**PROVIDED DATA**:
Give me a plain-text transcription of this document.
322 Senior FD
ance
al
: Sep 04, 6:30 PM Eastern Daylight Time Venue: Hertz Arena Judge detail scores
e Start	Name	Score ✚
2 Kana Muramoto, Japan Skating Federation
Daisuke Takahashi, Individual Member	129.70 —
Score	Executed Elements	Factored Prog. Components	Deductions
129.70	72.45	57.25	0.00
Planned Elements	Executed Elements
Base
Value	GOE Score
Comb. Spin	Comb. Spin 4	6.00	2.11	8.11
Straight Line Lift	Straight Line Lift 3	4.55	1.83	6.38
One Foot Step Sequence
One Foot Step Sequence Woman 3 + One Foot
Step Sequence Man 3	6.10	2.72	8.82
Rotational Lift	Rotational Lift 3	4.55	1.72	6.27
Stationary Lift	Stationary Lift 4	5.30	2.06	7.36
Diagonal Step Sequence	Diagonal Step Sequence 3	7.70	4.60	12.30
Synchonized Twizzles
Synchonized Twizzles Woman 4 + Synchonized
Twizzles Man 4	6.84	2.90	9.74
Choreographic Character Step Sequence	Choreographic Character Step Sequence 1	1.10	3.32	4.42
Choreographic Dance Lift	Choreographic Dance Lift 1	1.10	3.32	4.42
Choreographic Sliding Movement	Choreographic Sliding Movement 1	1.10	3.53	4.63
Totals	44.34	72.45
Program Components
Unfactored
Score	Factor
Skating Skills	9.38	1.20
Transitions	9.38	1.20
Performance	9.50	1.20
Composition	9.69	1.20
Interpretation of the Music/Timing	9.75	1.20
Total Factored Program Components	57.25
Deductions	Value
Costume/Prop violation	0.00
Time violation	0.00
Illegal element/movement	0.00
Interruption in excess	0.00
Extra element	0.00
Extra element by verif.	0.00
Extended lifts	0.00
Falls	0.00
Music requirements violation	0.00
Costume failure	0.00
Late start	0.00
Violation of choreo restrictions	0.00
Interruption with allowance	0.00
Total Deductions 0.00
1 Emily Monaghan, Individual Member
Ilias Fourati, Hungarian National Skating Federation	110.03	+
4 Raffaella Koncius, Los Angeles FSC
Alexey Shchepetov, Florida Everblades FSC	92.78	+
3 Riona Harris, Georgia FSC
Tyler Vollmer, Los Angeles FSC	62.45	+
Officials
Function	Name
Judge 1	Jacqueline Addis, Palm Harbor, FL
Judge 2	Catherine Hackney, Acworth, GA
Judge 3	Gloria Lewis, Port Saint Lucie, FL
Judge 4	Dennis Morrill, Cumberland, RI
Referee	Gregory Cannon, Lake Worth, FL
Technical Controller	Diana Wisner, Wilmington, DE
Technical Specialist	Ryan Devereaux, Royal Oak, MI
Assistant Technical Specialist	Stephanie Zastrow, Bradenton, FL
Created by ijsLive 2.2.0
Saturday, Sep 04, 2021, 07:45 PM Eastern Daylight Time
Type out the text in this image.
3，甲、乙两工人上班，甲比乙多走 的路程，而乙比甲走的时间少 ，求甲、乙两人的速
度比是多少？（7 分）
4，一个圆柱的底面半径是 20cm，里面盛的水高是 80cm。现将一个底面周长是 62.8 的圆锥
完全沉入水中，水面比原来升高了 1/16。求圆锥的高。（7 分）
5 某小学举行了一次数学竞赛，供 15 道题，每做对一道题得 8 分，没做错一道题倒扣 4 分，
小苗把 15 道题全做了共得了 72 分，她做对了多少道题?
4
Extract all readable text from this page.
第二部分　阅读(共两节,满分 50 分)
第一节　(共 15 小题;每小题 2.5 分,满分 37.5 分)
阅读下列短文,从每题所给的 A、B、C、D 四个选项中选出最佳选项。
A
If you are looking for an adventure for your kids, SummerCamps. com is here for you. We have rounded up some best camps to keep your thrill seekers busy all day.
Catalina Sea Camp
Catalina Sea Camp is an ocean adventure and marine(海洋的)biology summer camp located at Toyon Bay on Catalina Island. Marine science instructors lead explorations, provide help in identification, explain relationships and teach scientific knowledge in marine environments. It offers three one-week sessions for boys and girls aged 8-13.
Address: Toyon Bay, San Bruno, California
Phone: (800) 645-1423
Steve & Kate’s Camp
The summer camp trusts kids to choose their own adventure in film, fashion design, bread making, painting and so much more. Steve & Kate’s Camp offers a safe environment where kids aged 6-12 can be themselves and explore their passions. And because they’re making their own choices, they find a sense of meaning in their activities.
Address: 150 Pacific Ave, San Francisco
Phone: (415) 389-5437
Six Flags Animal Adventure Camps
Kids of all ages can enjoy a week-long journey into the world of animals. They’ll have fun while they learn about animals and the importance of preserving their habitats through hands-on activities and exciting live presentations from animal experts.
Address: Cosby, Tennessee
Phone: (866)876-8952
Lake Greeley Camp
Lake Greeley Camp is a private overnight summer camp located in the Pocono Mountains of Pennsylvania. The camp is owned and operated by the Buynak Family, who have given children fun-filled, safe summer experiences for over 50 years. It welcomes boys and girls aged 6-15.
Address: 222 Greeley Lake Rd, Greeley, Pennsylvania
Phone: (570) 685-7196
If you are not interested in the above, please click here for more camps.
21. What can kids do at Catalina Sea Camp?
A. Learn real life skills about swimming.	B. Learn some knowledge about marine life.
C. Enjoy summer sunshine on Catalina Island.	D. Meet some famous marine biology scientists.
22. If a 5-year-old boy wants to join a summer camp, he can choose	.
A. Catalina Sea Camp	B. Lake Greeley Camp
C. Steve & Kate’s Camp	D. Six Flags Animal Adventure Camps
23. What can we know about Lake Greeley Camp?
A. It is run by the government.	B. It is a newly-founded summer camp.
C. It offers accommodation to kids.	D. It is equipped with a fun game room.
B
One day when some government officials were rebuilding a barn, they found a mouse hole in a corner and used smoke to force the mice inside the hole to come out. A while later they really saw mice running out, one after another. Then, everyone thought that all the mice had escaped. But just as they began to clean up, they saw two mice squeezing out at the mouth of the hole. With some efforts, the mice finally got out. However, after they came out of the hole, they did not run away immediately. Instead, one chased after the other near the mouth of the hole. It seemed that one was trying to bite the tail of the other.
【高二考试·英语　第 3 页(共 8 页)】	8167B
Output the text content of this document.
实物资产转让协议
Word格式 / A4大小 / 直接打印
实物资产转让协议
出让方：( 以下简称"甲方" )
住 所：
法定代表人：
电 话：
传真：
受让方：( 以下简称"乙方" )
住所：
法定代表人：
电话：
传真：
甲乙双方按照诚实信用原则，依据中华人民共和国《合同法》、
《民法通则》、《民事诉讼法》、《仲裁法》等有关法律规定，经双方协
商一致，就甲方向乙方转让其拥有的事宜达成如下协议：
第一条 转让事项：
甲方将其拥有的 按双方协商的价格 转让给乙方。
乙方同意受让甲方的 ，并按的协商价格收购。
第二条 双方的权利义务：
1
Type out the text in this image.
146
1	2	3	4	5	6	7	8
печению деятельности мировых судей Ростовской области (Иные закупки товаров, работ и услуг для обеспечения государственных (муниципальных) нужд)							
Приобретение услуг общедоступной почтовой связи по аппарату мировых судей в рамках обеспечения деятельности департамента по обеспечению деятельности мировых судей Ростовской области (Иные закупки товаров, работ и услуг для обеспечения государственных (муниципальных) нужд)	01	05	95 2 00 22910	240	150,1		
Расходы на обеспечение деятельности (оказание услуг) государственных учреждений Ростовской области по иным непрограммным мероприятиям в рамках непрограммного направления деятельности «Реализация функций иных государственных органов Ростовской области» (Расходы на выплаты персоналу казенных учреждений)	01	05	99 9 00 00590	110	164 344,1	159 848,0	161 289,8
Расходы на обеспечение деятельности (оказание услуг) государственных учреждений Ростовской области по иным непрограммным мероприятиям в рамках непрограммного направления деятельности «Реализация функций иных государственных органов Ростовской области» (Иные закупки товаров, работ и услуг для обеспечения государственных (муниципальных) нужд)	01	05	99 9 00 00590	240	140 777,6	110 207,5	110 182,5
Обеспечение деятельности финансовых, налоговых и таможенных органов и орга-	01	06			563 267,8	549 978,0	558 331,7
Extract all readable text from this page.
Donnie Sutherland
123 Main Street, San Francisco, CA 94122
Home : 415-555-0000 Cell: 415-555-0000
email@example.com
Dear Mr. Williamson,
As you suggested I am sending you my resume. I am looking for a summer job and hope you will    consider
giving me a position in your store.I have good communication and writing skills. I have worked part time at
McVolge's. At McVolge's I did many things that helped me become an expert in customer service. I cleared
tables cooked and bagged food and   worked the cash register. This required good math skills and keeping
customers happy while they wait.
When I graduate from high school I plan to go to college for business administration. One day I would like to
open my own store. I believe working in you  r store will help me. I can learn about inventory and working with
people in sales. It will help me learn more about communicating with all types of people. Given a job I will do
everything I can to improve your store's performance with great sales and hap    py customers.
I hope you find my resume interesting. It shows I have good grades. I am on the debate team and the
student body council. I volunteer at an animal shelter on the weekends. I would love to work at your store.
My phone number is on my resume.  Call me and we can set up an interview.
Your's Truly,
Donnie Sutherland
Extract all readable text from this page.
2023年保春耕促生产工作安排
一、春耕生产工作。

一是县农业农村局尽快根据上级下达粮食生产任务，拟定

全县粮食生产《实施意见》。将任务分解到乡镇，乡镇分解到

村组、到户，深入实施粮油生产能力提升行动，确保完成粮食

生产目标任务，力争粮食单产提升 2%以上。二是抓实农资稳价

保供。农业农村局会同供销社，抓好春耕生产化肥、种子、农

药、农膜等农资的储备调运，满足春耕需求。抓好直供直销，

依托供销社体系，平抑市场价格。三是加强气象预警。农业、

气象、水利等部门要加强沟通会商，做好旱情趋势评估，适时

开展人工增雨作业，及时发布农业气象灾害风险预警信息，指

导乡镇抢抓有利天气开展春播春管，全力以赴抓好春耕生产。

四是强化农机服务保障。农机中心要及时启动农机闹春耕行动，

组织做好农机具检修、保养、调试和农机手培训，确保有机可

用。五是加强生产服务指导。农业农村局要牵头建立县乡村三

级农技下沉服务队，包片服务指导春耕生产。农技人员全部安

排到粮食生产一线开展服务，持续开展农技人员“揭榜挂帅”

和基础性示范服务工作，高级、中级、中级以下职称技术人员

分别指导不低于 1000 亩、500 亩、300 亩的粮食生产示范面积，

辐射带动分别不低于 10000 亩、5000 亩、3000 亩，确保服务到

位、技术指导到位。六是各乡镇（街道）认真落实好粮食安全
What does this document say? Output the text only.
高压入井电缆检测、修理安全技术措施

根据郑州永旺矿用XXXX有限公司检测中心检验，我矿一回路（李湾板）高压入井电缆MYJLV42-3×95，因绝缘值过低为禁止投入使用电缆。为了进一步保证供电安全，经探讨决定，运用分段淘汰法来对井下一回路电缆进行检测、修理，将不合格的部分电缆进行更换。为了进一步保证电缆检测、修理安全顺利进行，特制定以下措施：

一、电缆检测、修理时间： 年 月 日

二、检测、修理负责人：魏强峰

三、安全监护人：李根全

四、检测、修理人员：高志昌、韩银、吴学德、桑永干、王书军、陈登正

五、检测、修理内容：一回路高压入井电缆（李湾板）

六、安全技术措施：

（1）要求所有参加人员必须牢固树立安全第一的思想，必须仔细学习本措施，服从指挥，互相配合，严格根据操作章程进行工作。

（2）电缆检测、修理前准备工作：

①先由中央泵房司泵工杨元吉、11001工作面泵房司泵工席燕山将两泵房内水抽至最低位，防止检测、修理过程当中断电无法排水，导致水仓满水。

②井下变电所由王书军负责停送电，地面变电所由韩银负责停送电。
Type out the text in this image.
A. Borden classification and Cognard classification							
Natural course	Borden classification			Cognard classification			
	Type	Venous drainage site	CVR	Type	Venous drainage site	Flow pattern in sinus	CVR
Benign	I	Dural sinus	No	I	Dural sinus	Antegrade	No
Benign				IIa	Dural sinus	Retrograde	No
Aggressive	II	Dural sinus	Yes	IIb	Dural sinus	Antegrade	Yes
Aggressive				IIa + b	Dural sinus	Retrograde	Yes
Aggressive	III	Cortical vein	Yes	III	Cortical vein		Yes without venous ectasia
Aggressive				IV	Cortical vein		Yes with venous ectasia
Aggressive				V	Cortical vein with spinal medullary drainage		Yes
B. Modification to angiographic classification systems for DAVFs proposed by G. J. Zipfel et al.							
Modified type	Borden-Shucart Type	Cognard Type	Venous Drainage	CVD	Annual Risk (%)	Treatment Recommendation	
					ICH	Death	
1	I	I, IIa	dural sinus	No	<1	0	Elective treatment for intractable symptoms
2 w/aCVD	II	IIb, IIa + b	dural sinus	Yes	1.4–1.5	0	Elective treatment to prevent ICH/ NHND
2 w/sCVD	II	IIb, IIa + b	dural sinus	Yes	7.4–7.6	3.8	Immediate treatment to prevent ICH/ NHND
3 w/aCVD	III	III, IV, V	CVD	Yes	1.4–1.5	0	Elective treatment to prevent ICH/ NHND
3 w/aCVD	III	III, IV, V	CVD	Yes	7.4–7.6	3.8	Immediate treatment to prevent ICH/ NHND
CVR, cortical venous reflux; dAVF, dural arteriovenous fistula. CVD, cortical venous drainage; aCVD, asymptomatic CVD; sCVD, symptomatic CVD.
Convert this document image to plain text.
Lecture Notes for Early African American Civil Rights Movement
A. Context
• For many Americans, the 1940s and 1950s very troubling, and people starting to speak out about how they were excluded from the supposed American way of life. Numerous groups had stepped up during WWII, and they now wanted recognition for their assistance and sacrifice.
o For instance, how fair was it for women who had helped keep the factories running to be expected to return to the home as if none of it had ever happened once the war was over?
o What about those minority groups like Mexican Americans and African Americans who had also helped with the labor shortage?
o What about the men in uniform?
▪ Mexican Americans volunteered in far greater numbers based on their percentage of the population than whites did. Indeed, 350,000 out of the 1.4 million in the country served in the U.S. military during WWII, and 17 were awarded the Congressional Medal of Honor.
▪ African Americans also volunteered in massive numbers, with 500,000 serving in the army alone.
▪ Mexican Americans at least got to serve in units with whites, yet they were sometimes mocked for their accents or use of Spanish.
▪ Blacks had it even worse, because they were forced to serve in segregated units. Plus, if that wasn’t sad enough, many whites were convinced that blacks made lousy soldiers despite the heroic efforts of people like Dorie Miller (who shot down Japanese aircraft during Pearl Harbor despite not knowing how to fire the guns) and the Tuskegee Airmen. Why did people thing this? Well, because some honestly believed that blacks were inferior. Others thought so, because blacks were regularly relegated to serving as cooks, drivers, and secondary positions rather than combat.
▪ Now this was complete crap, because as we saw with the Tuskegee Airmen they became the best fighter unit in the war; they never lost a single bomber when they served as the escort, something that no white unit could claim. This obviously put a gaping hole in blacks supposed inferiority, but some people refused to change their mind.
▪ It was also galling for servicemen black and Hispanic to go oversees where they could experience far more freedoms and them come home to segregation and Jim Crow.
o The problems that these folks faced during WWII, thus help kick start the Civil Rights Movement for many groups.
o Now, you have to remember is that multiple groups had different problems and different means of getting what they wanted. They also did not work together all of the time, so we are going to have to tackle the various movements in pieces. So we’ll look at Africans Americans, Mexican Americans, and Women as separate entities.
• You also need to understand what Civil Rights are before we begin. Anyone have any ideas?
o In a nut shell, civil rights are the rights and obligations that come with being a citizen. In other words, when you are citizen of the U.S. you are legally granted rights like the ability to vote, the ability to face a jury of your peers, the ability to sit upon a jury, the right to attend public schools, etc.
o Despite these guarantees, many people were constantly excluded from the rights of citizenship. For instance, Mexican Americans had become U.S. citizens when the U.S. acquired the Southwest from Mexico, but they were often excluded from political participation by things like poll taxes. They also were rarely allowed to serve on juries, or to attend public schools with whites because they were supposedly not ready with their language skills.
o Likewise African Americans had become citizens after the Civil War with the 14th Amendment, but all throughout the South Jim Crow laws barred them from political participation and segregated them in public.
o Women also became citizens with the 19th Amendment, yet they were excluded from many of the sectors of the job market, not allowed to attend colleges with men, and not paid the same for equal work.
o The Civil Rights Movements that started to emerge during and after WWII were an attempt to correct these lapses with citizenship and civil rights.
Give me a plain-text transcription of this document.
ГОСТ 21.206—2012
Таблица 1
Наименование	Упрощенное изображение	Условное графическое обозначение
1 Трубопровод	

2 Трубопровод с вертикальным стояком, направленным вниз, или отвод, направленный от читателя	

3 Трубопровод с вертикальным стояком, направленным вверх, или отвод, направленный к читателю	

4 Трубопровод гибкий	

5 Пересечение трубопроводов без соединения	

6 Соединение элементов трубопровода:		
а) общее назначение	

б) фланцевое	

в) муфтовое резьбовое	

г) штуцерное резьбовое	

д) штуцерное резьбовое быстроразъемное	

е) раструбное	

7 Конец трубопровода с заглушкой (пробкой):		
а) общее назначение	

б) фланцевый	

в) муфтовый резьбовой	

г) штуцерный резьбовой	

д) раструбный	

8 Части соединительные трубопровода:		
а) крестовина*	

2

**WORK INSTRUCTIONS**:
Identify the lines in the entries above that contain "направленный", then copy them out.

**TASK OUTPUT**:
2 Трубопровод с вертикальным стояком, направленным вниз, или отвод, направленный от читателя	
3 Трубопровод с вертикальным стояком, направленным вверх, или отвод, направленный к читателю	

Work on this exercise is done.